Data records
──────────

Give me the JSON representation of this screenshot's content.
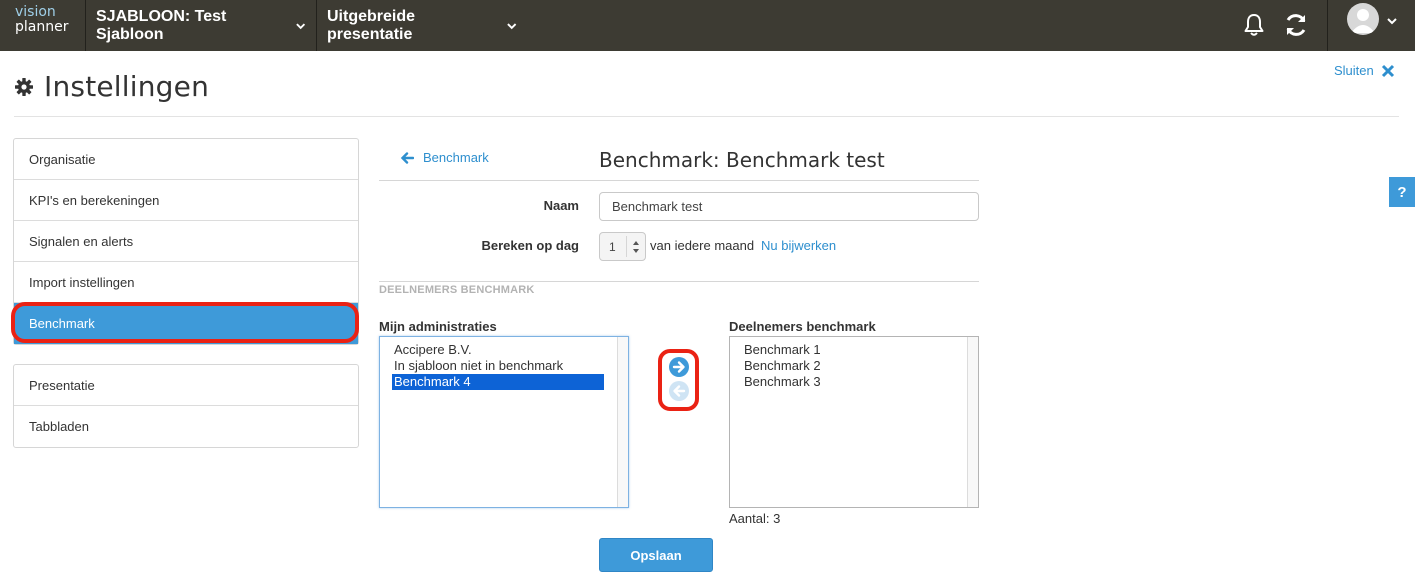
{
  "topbar": {
    "logo_line1": "vision",
    "logo_line2": "planner",
    "template_menu": "SJABLOON: Test Sjabloon",
    "presentation_menu": "Uitgebreide presentatie"
  },
  "page": {
    "title": "Instellingen",
    "close_label": "Sluiten"
  },
  "sidebar": {
    "group1": [
      {
        "label": "Organisatie"
      },
      {
        "label": "KPI's en berekeningen"
      },
      {
        "label": "Signalen en alerts"
      },
      {
        "label": "Import instellingen"
      },
      {
        "label": "Benchmark"
      }
    ],
    "group2": [
      {
        "label": "Presentatie"
      },
      {
        "label": "Tabbladen"
      }
    ]
  },
  "form": {
    "back_label": "Benchmark",
    "title": "Benchmark: Benchmark test",
    "name_label": "Naam",
    "name_value": "Benchmark test",
    "day_label": "Bereken op dag",
    "day_value": "1",
    "month_text": "van iedere maand",
    "refresh_label": "Nu bijwerken",
    "section_title": "DEELNEMERS BENCHMARK",
    "left_list_label": "Mijn administraties",
    "left_list": [
      "Accipere B.V.",
      "In sjabloon niet in benchmark",
      "Benchmark 4"
    ],
    "right_list_label": "Deelnemers benchmark",
    "right_list": [
      "Benchmark 1",
      "Benchmark 2",
      "Benchmark 3"
    ],
    "count_text": "Aantal: 3",
    "save_label": "Opslaan"
  },
  "help_label": "?",
  "colors": {
    "topbar": "#3d3b33",
    "accent": "#3e9ad9",
    "link": "#2e8fce",
    "highlight_annotation": "#ea2214",
    "selection": "#0d63d6"
  }
}
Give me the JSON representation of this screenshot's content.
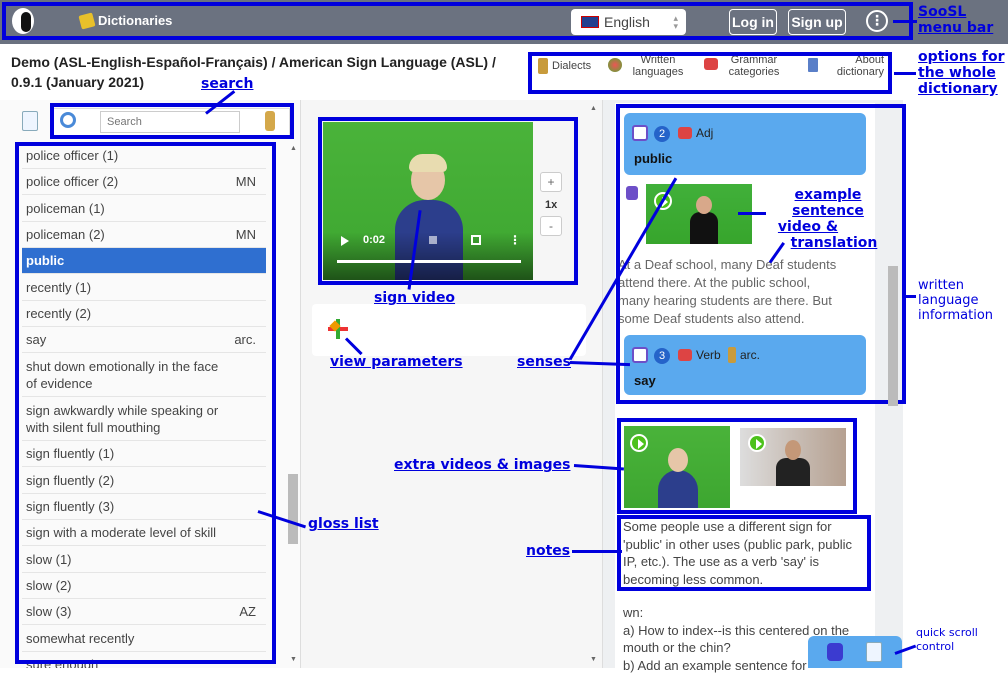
{
  "navbar": {
    "brand": "Dictionaries",
    "language": "English",
    "login": "Log in",
    "signup": "Sign up"
  },
  "title": {
    "line1": "Demo (ASL-English-Español-Français) / American Sign Language (ASL) /",
    "line2": "0.9.1 (January 2021)"
  },
  "options": {
    "dialects": "Dialects",
    "written_languages_1": "Written",
    "written_languages_2": "languages",
    "grammar_1": "Grammar",
    "grammar_2": "categories",
    "about_1": "About",
    "about_2": "dictionary"
  },
  "search": {
    "placeholder": "Search"
  },
  "gloss_list": [
    {
      "label": "police officer (1)",
      "tag": ""
    },
    {
      "label": "police officer (2)",
      "tag": "MN"
    },
    {
      "label": "policeman (1)",
      "tag": ""
    },
    {
      "label": "policeman (2)",
      "tag": "MN"
    },
    {
      "label": "public",
      "tag": ""
    },
    {
      "label": "recently (1)",
      "tag": ""
    },
    {
      "label": "recently (2)",
      "tag": ""
    },
    {
      "label": "say",
      "tag": "arc."
    },
    {
      "label1": "shut down emotionally in the face",
      "label2": "of evidence"
    },
    {
      "label1": "sign awkwardly while speaking or",
      "label2": "with silent full mouthing"
    },
    {
      "label": "sign fluently (1)",
      "tag": ""
    },
    {
      "label": "sign fluently (2)",
      "tag": ""
    },
    {
      "label": "sign fluently (3)",
      "tag": ""
    },
    {
      "label": "sign with a moderate level of skill",
      "tag": ""
    },
    {
      "label": "slow (1)",
      "tag": ""
    },
    {
      "label": "slow (2)",
      "tag": ""
    },
    {
      "label": "slow (3)",
      "tag": "AZ"
    },
    {
      "label": "somewhat recently",
      "tag": ""
    },
    {
      "label": "sure enough",
      "tag": ""
    }
  ],
  "video": {
    "time": "0:02",
    "speed": "1x",
    "plus": "+",
    "minus": "-"
  },
  "senses": [
    {
      "num": "2",
      "pos": "Adj",
      "word": "public"
    },
    {
      "num": "3",
      "pos": "Verb",
      "extra": "arc.",
      "word": "say"
    }
  ],
  "example_translation": [
    "At a Deaf school, many Deaf students",
    "attend there. At the public school,",
    "many hearing students are there. But",
    "some Deaf students also attend."
  ],
  "notes": [
    "Some people use a different sign for",
    "'public' in other uses (public park, public",
    "IP, etc.). The use as a verb 'say' is",
    "becoming less common."
  ],
  "extra_notes": [
    "wn:",
    "a) How to index--is this centered on the",
    "mouth or the chin?",
    "b) Add an example sentence for"
  ],
  "annotations": {
    "soosl_1": "SooSL",
    "soosl_2": "menu bar",
    "options_1": "options for",
    "options_2": "the whole",
    "options_3": "dictionary",
    "search": "search",
    "sign_video": "sign video",
    "view_parameters": "view parameters",
    "example_1": "example sentence",
    "example_2": "video &",
    "example_3": "translation",
    "written_1": "written",
    "written_2": "language",
    "written_3": "information",
    "senses": "senses",
    "extra_videos": "extra videos & images",
    "notes": "notes",
    "gloss_list": "gloss list",
    "quick_1": "quick scroll",
    "quick_2": "control"
  },
  "colors": {
    "navbar": "#6b7280",
    "annotation": "#0000dd",
    "sense_bg": "#5aa9ee",
    "active_row": "#2f6fd0",
    "video_green": "#45ad36"
  }
}
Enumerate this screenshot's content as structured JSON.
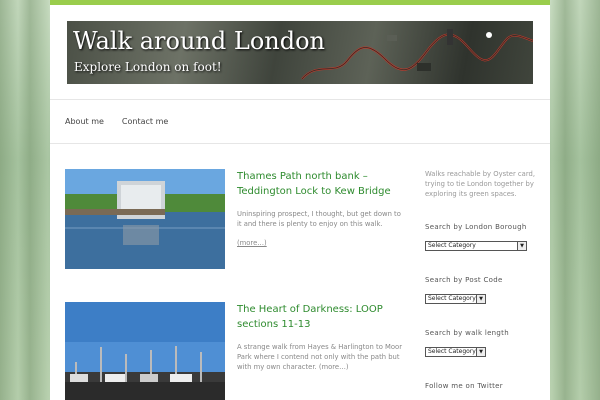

──────────

GIVEN REQUEST: In the records above, find each line holding "dictionary" and copy it.

SOLVED PROBLEM:
    "about_2": "dictionary"
    "options_3": "dictionary",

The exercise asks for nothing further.